EXERCISE BRIEF
Copy the records below exactly, omitting any pictures they contain.

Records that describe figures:
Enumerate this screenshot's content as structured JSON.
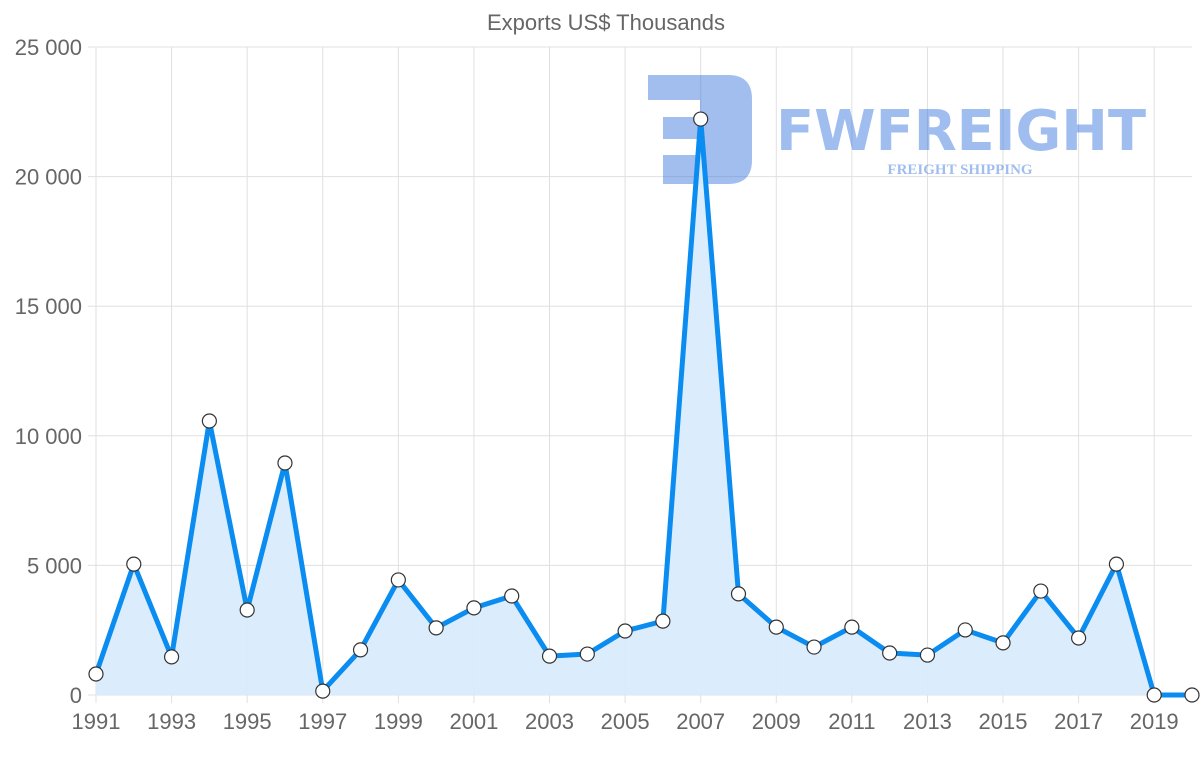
{
  "chart_data": {
    "type": "line",
    "title": "Exports US$ Thousands",
    "xlabel": "",
    "ylabel": "",
    "x": [
      1991,
      1992,
      1993,
      1994,
      1995,
      1996,
      1997,
      1998,
      1999,
      2000,
      2001,
      2002,
      2003,
      2004,
      2005,
      2006,
      2007,
      2008,
      2009,
      2010,
      2011,
      2012,
      2013,
      2014,
      2015,
      2016,
      2017,
      2018,
      2019,
      2020
    ],
    "series": [
      {
        "name": "Exports US$ Thousands",
        "values": [
          810,
          5050,
          1470,
          10570,
          3280,
          8950,
          150,
          1740,
          4440,
          2590,
          3360,
          3820,
          1500,
          1580,
          2470,
          2850,
          22220,
          3900,
          2620,
          1850,
          2620,
          1620,
          1540,
          2510,
          2010,
          4010,
          2200,
          5050,
          0,
          0
        ]
      }
    ],
    "x_tick_labels": [
      "1991",
      "1993",
      "1995",
      "1997",
      "1999",
      "2001",
      "2003",
      "2005",
      "2007",
      "2009",
      "2011",
      "2013",
      "2015",
      "2017",
      "2019"
    ],
    "y_ticks": [
      0,
      5000,
      10000,
      15000,
      20000,
      25000
    ],
    "y_tick_labels": [
      "0",
      "5 000",
      "10 000",
      "15 000",
      "20 000",
      "25 000"
    ],
    "ylim": [
      0,
      25000
    ],
    "grid": true,
    "legend": "none",
    "colors": {
      "line": "#0a8cf0",
      "fill": "#d9ecfd",
      "point_fill": "#ffffff",
      "point_stroke": "#333333",
      "grid": "#e0e0e0"
    }
  },
  "watermark": {
    "brand": "FWFREIGHT",
    "tagline": "FREIGHT SHIPPING"
  }
}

RESULT BELOW
Enumerate this screenshot's content as structured JSON.
{
  "chart_data": {
    "type": "line",
    "title": "Exports US$ Thousands",
    "xlabel": "",
    "ylabel": "",
    "x": [
      1991,
      1992,
      1993,
      1994,
      1995,
      1996,
      1997,
      1998,
      1999,
      2000,
      2001,
      2002,
      2003,
      2004,
      2005,
      2006,
      2007,
      2008,
      2009,
      2010,
      2011,
      2012,
      2013,
      2014,
      2015,
      2016,
      2017,
      2018,
      2019,
      2020
    ],
    "series": [
      {
        "name": "Exports US$ Thousands",
        "values": [
          810,
          5050,
          1470,
          10570,
          3280,
          8950,
          150,
          1740,
          4440,
          2590,
          3360,
          3820,
          1500,
          1580,
          2470,
          2850,
          22220,
          3900,
          2620,
          1850,
          2620,
          1620,
          1540,
          2510,
          2010,
          4010,
          2200,
          5050,
          0,
          0
        ]
      }
    ],
    "x_tick_labels": [
      "1991",
      "1993",
      "1995",
      "1997",
      "1999",
      "2001",
      "2003",
      "2005",
      "2007",
      "2009",
      "2011",
      "2013",
      "2015",
      "2017",
      "2019"
    ],
    "y_ticks": [
      0,
      5000,
      10000,
      15000,
      20000,
      25000
    ],
    "y_tick_labels": [
      "0",
      "5 000",
      "10 000",
      "15 000",
      "20 000",
      "25 000"
    ],
    "ylim": [
      0,
      25000
    ],
    "grid": true,
    "legend": "none",
    "colors": {
      "line": "#0a8cf0",
      "fill": "#d9ecfd",
      "point_fill": "#ffffff",
      "point_stroke": "#333333",
      "grid": "#e0e0e0"
    }
  },
  "watermark": {
    "brand": "FWFREIGHT",
    "tagline": "FREIGHT SHIPPING"
  }
}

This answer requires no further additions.